▸ **WORK REQUEST**
Each line with the string "Jones" is to be copied from the records below.

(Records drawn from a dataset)
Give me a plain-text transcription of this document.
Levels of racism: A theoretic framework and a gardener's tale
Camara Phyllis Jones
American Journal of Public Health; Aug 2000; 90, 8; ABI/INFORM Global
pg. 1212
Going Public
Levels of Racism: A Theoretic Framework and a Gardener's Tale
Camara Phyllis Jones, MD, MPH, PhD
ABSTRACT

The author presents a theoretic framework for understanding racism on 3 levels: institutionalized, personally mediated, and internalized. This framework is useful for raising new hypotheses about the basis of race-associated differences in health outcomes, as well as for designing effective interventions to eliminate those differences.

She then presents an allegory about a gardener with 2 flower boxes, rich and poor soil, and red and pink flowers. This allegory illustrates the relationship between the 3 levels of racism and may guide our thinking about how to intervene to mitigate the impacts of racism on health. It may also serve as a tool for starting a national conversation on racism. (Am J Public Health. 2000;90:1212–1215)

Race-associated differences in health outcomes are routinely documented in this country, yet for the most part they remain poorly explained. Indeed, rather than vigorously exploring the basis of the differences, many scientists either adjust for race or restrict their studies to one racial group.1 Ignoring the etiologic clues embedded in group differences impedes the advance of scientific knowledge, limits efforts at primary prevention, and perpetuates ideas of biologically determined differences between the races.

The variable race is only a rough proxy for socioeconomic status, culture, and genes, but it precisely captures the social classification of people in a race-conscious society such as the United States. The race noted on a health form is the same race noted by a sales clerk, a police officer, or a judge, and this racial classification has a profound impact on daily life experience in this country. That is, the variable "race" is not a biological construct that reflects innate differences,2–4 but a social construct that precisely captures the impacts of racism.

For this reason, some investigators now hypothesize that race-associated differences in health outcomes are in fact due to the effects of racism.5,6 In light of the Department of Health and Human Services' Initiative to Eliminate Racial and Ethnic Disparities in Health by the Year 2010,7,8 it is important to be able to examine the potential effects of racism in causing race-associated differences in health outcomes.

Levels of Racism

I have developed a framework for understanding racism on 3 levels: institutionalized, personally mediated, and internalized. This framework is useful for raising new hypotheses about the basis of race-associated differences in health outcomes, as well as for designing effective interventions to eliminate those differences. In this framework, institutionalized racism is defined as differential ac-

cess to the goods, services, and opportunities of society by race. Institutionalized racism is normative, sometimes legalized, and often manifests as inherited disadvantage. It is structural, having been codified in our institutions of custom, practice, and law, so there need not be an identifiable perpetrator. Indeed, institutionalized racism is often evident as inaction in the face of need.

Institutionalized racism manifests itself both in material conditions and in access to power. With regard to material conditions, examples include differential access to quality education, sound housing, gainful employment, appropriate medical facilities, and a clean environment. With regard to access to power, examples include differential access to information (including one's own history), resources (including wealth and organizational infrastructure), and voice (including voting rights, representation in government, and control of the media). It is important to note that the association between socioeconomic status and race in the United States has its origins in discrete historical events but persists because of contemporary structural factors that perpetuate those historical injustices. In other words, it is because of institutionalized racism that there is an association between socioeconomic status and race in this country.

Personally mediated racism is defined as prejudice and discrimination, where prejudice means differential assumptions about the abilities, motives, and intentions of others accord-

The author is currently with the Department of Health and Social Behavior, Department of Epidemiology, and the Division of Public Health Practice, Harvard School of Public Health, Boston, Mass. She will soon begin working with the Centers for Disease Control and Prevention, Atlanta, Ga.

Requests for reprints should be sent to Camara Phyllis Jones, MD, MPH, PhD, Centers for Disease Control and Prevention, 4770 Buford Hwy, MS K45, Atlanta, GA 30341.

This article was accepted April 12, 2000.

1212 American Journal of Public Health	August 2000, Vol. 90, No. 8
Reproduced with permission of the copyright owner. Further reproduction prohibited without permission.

▸ **WRITTEN RESPONSE**
Camara Phyllis Jones
Camara Phyllis Jones, MD, MPH, PhD
Requests for reprints should be sent to Camara Phyllis Jones, MD, MPH, PhD, Centers for Disease Control and Prevention, 4770 Buford Hwy, MS K45, Atlanta, GA 30341.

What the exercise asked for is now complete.